Gather, from the data below, each line in which the word "addrs" occurs.

[Data tied to figure images]
-- -- --
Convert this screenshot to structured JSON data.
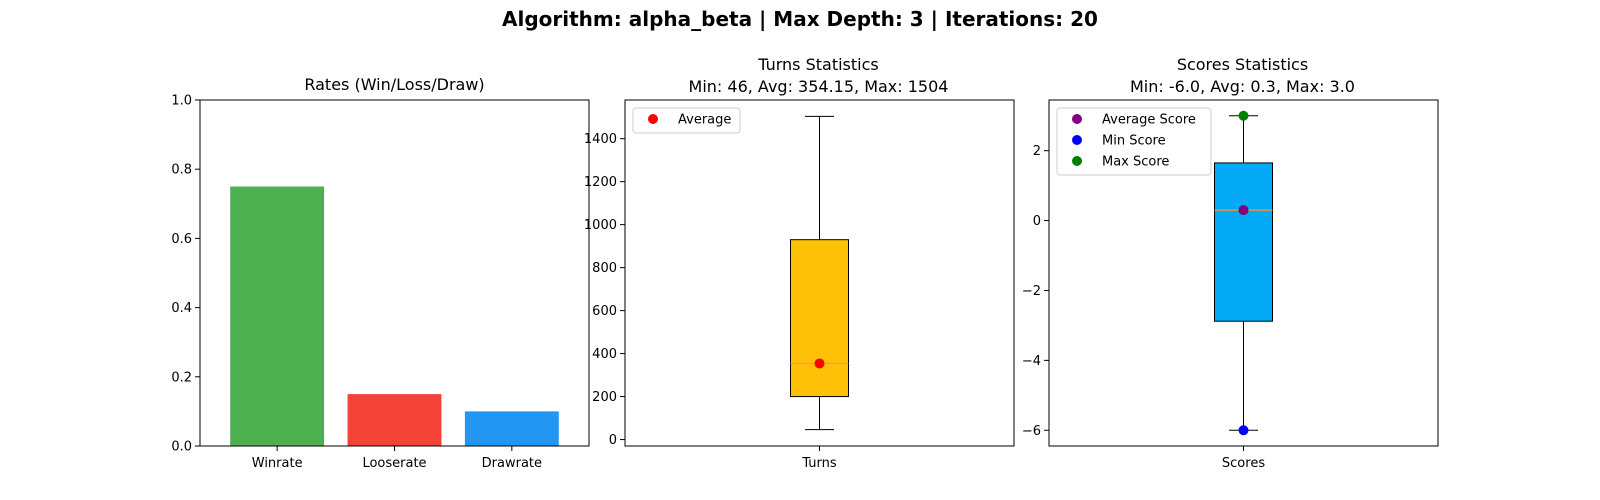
{
  "suptitle": "Algorithm: alpha_beta | Max Depth: 3 | Iterations: 20",
  "chart_data": [
    {
      "type": "bar",
      "title": "Rates (Win/Loss/Draw)",
      "categories": [
        "Winrate",
        "Looserate",
        "Drawrate"
      ],
      "values": [
        0.75,
        0.15,
        0.1
      ],
      "colors": [
        "#4caf50",
        "#f44336",
        "#2196f3"
      ],
      "ylim": [
        0,
        1.0
      ],
      "yticks": [
        "0.0",
        "0.2",
        "0.4",
        "0.6",
        "0.8",
        "1.0"
      ]
    },
    {
      "type": "box",
      "title": "Turns Statistics",
      "subtitle": "Min: 46, Avg: 354.15, Max: 1504",
      "category": "Turns",
      "box_color": "#ffc107",
      "median_color": "#f39c3c",
      "stats": {
        "min": 46,
        "q1": 200,
        "median": 354,
        "q3": 930,
        "max": 1504
      },
      "points": [
        {
          "name": "Average",
          "value": 354.15,
          "color": "#ff0000"
        }
      ],
      "legend": [
        {
          "label": "Average",
          "color": "#ff0000"
        }
      ],
      "ylim": [
        -30,
        1580
      ],
      "yticks": [
        "0",
        "200",
        "400",
        "600",
        "800",
        "1000",
        "1200",
        "1400"
      ]
    },
    {
      "type": "box",
      "title": "Scores Statistics",
      "subtitle": "Min: -6.0, Avg: 0.3, Max: 3.0",
      "category": "Scores",
      "box_color": "#03a9f4",
      "median_color": "#f39c3c",
      "stats": {
        "min": -6.0,
        "q1": -2.88,
        "median": 0.3,
        "q3": 1.65,
        "max": 3.0
      },
      "points": [
        {
          "name": "Average Score",
          "value": 0.3,
          "color": "#800080"
        },
        {
          "name": "Min Score",
          "value": -6.0,
          "color": "#0000ff"
        },
        {
          "name": "Max Score",
          "value": 3.0,
          "color": "#008000"
        }
      ],
      "legend": [
        {
          "label": "Average Score",
          "color": "#800080"
        },
        {
          "label": "Min Score",
          "color": "#0000ff"
        },
        {
          "label": "Max Score",
          "color": "#008000"
        }
      ],
      "ylim": [
        -6.45,
        3.45
      ],
      "yticks": [
        "−6",
        "−4",
        "−2",
        "0",
        "2"
      ]
    }
  ]
}
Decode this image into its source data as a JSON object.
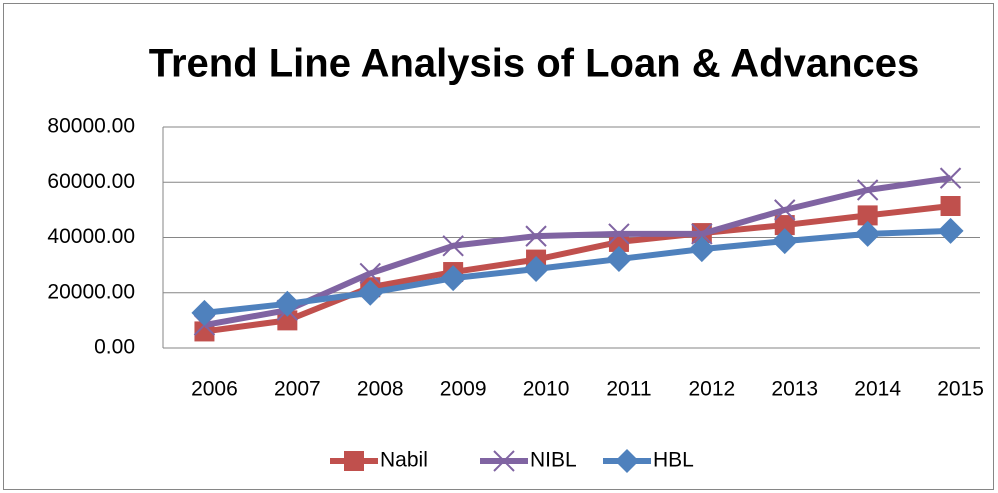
{
  "chart_data": {
    "type": "line",
    "title": "Trend Line Analysis of Loan & Advances",
    "categories": [
      "2006",
      "2007",
      "2008",
      "2009",
      "2010",
      "2011",
      "2012",
      "2013",
      "2014",
      "2015"
    ],
    "series": [
      {
        "name": "Nabil",
        "color": "#c0504d",
        "marker": "square",
        "values": [
          6000,
          10000,
          22000,
          27500,
          32000,
          38400,
          41600,
          44500,
          48000,
          51400
        ]
      },
      {
        "name": "NIBL",
        "color": "#8064a2",
        "marker": "cross",
        "values": [
          8300,
          13700,
          27000,
          37000,
          40500,
          41300,
          41300,
          50000,
          57200,
          61500
        ]
      },
      {
        "name": "HBL",
        "color": "#4f81bd",
        "marker": "diamond",
        "values": [
          12700,
          16000,
          20000,
          25300,
          28600,
          32200,
          35800,
          38700,
          41300,
          42400
        ]
      }
    ],
    "ylim": [
      0,
      80000
    ],
    "yticks": [
      {
        "value": 0,
        "label": "0.00"
      },
      {
        "value": 20000,
        "label": "20000.00"
      },
      {
        "value": 40000,
        "label": "40000.00"
      },
      {
        "value": 60000,
        "label": "60000.00"
      },
      {
        "value": 80000,
        "label": "80000.00"
      }
    ],
    "grid": true,
    "legend": "bottom"
  }
}
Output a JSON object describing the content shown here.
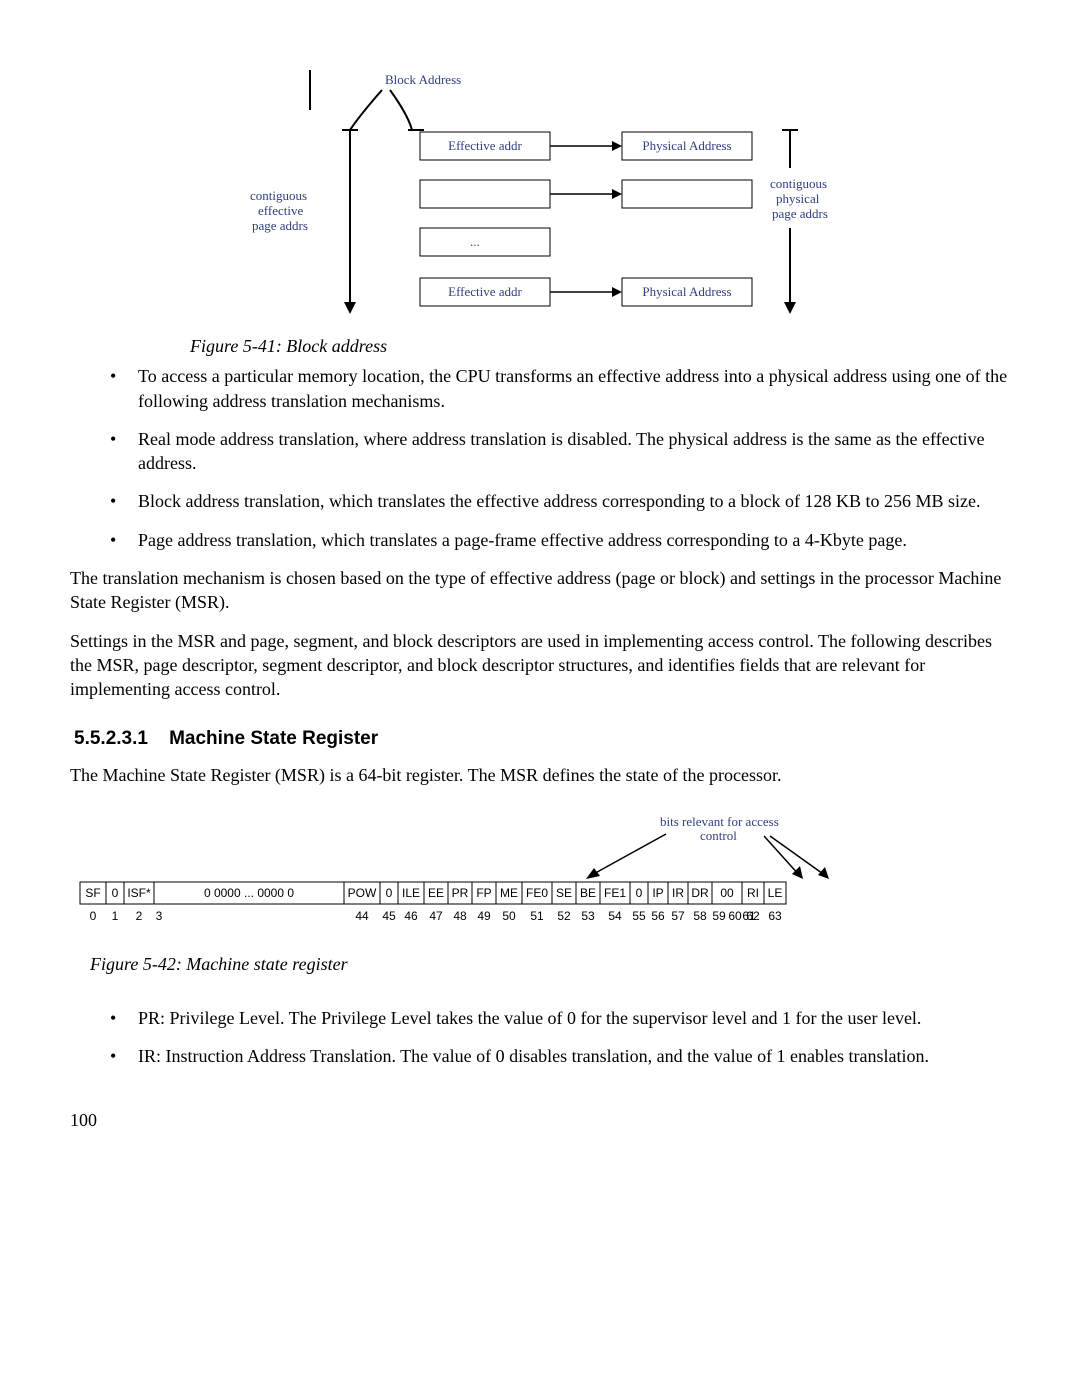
{
  "fig541": {
    "title": "Block Address",
    "leftLabel1": "contiguous",
    "leftLabel2": "effective",
    "leftLabel3": "page addrs",
    "rightLabel1": "contiguous",
    "rightLabel2": "physical",
    "rightLabel3": "page addrs",
    "box1": "Effective addr",
    "box2": "Effective addr",
    "box3": "Physical Address",
    "box4": "Physical Address",
    "dots": "...",
    "caption": "Figure 5-41: Block address"
  },
  "bulletsA": [
    "To access a particular memory location, the CPU transforms an effective address into a physical address using one of the following address translation mechanisms.",
    "Real mode address translation, where address translation is disabled.  The physical address is the same as the effective address.",
    "Block address translation, which translates the effective address corresponding to a block of 128 KB to 256 MB size.",
    "Page address translation, which translates a page-frame effective address corresponding to a 4-Kbyte page."
  ],
  "para1": "The translation mechanism is chosen based on the type of effective address (page or block) and settings in the processor Machine State Register (MSR).",
  "para2": "Settings in the MSR and page, segment, and block descriptors are used in implementing access control.  The following describes the MSR, page descriptor, segment descriptor, and block descriptor structures, and identifies fields that are relevant for implementing access control.",
  "section": {
    "num": "5.5.2.3.1",
    "title": "Machine State Register"
  },
  "para3": "The Machine State Register (MSR) is a 64-bit register. The MSR defines the state of the processor.",
  "fig542": {
    "annot1": "bits relevant for access",
    "annot2": "control",
    "cells": [
      "SF",
      "0",
      "ISF*",
      "0 0000  ...  0000 0",
      "POW",
      "0",
      "ILE",
      "EE",
      "PR",
      "FP",
      "ME",
      "FE0",
      "SE",
      "BE",
      "FE1",
      "0",
      "IP",
      "IR",
      "DR",
      "00",
      "RI",
      "LE"
    ],
    "nums": [
      "0",
      "1",
      "2",
      "3",
      "44",
      "45",
      "46",
      "47",
      "48",
      "49",
      "50",
      "51",
      "52",
      "53",
      "54",
      "55",
      "56",
      "57",
      "58",
      "59",
      "60",
      "61",
      "62",
      "63"
    ],
    "caption": "Figure 5-42: Machine state register"
  },
  "bulletsB": [
    "PR: Privilege Level.  The Privilege Level takes the value of 0 for the supervisor level and 1 for the user level.",
    "IR: Instruction Address Translation.  The value of 0 disables translation, and the value of 1 enables translation."
  ],
  "pageNumber": "100",
  "style": {
    "figBoxFill": "#ffffff",
    "figBoxStroke": "#000000",
    "textColor": "#000000"
  }
}
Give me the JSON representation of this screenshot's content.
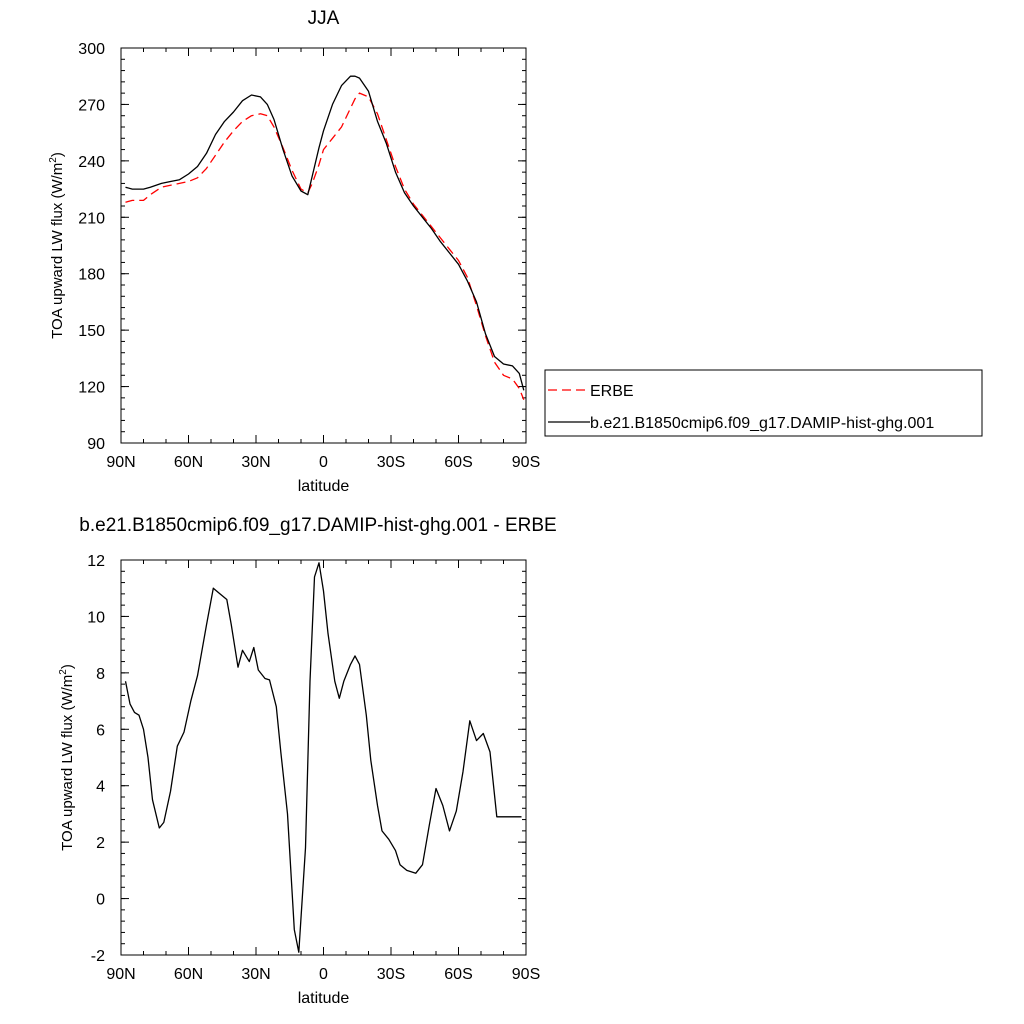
{
  "chart_data": [
    {
      "type": "line",
      "title": "JJA",
      "xlabel": "latitude",
      "ylabel": "TOA upward LW flux (W/m",
      "ylabel_sup": "2",
      "ylabel_close": ")",
      "xlim": [
        90,
        -90
      ],
      "ylim": [
        90,
        300
      ],
      "xticks": [
        90,
        60,
        30,
        0,
        -30,
        -60,
        -90
      ],
      "xtick_labels": [
        "90N",
        "60N",
        "30N",
        "0",
        "30S",
        "60S",
        "90S"
      ],
      "yticks": [
        90,
        120,
        150,
        180,
        210,
        240,
        270,
        300
      ],
      "ytick_labels": [
        "90",
        "120",
        "150",
        "180",
        "210",
        "240",
        "270",
        "300"
      ],
      "legend_position": "right",
      "series": [
        {
          "name": "ERBE",
          "color": "#ff0000",
          "dash": "dashed",
          "x": [
            88,
            85,
            80,
            77,
            72,
            68,
            64,
            60,
            56,
            52,
            48,
            44,
            40,
            36,
            32,
            28,
            25,
            22,
            18,
            14,
            10,
            7,
            5,
            2,
            0,
            -4,
            -8,
            -12,
            -14,
            -16,
            -20,
            -24,
            -28,
            -32,
            -36,
            -40,
            -44,
            -48,
            -52,
            -56,
            -60,
            -64,
            -68,
            -72,
            -76,
            -80,
            -84,
            -87,
            -89
          ],
          "y": [
            218,
            219,
            219,
            222,
            226,
            227,
            228,
            229,
            231,
            236,
            243,
            250,
            256,
            261,
            264,
            265,
            264,
            258,
            247,
            235,
            225,
            223,
            228,
            238,
            246,
            252,
            258,
            268,
            273,
            276,
            274,
            265,
            251,
            237,
            225,
            217,
            211,
            205,
            199,
            193,
            187,
            178,
            163,
            147,
            133,
            126,
            124,
            119,
            113
          ]
        },
        {
          "name": "b.e21.B1850cmip6.f09_g17.DAMIP-hist-ghg.001",
          "color": "#000000",
          "dash": "solid",
          "x": [
            88,
            85,
            80,
            77,
            72,
            68,
            64,
            60,
            56,
            52,
            48,
            44,
            40,
            36,
            32,
            28,
            25,
            22,
            18,
            14,
            10,
            7,
            5,
            2,
            0,
            -4,
            -8,
            -12,
            -14,
            -16,
            -20,
            -24,
            -28,
            -32,
            -36,
            -40,
            -44,
            -48,
            -52,
            -56,
            -60,
            -64,
            -68,
            -72,
            -76,
            -80,
            -84,
            -87,
            -89
          ],
          "y": [
            226,
            225,
            225,
            226,
            228,
            229,
            230,
            233,
            237,
            244,
            254,
            261,
            266,
            272,
            275,
            274,
            270,
            262,
            246,
            232,
            224,
            222,
            232,
            247,
            256,
            270,
            280,
            285,
            285,
            284,
            277,
            261,
            249,
            234,
            223,
            216,
            210,
            204,
            197,
            191,
            185,
            176,
            165,
            148,
            136,
            132,
            131,
            127,
            118
          ]
        }
      ]
    },
    {
      "type": "line",
      "title": "b.e21.B1850cmip6.f09_g17.DAMIP-hist-ghg.001 - ERBE",
      "xlabel": "latitude",
      "ylabel": "TOA upward LW flux (W/m",
      "ylabel_sup": "2",
      "ylabel_close": ")",
      "xlim": [
        90,
        -90
      ],
      "ylim": [
        -2,
        12
      ],
      "xticks": [
        90,
        60,
        30,
        0,
        -30,
        -60,
        -90
      ],
      "xtick_labels": [
        "90N",
        "60N",
        "30N",
        "0",
        "30S",
        "60S",
        "90S"
      ],
      "yticks": [
        -2,
        0,
        2,
        4,
        6,
        8,
        10,
        12
      ],
      "ytick_labels": [
        "-2",
        "0",
        "2",
        "4",
        "6",
        "8",
        "10",
        "12"
      ],
      "series": [
        {
          "color": "#000000",
          "dash": "solid",
          "x": [
            88,
            86,
            84,
            82,
            80,
            78,
            76,
            73,
            71,
            68,
            65,
            62,
            59,
            56,
            52,
            49,
            46,
            43,
            41,
            38,
            36,
            33,
            31,
            29,
            26,
            24,
            21,
            19,
            16,
            13,
            11,
            8,
            6,
            4,
            2,
            0,
            -2,
            -5,
            -7,
            -9,
            -12,
            -14,
            -16,
            -19,
            -21,
            -24,
            -26,
            -29,
            -32,
            -34,
            -37,
            -41,
            -44,
            -47,
            -50,
            -53,
            -56,
            -59,
            -62,
            -65,
            -68,
            -71,
            -74,
            -77,
            -80,
            -83,
            -86,
            -88
          ],
          "y": [
            7.7,
            6.9,
            6.6,
            6.5,
            6.0,
            5.0,
            3.5,
            2.5,
            2.7,
            3.8,
            5.4,
            5.9,
            7.0,
            7.9,
            9.7,
            11.0,
            10.8,
            10.6,
            9.7,
            8.2,
            8.8,
            8.4,
            8.9,
            8.1,
            7.8,
            7.75,
            6.8,
            5.2,
            3.0,
            -1.1,
            -1.9,
            1.8,
            7.7,
            11.4,
            11.9,
            10.9,
            9.4,
            7.7,
            7.1,
            7.7,
            8.3,
            8.6,
            8.3,
            6.5,
            4.9,
            3.3,
            2.4,
            2.1,
            1.7,
            1.2,
            1.0,
            0.9,
            1.2,
            2.6,
            3.9,
            3.3,
            2.4,
            3.1,
            4.5,
            6.3,
            5.6,
            5.85,
            5.2,
            2.9,
            2.9,
            2.9,
            2.9,
            2.9
          ]
        }
      ]
    }
  ]
}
-- -- --
> FINISHED ANSWER
    "leftLabel3": "page addrs",
    "rightLabel3": "page addrs",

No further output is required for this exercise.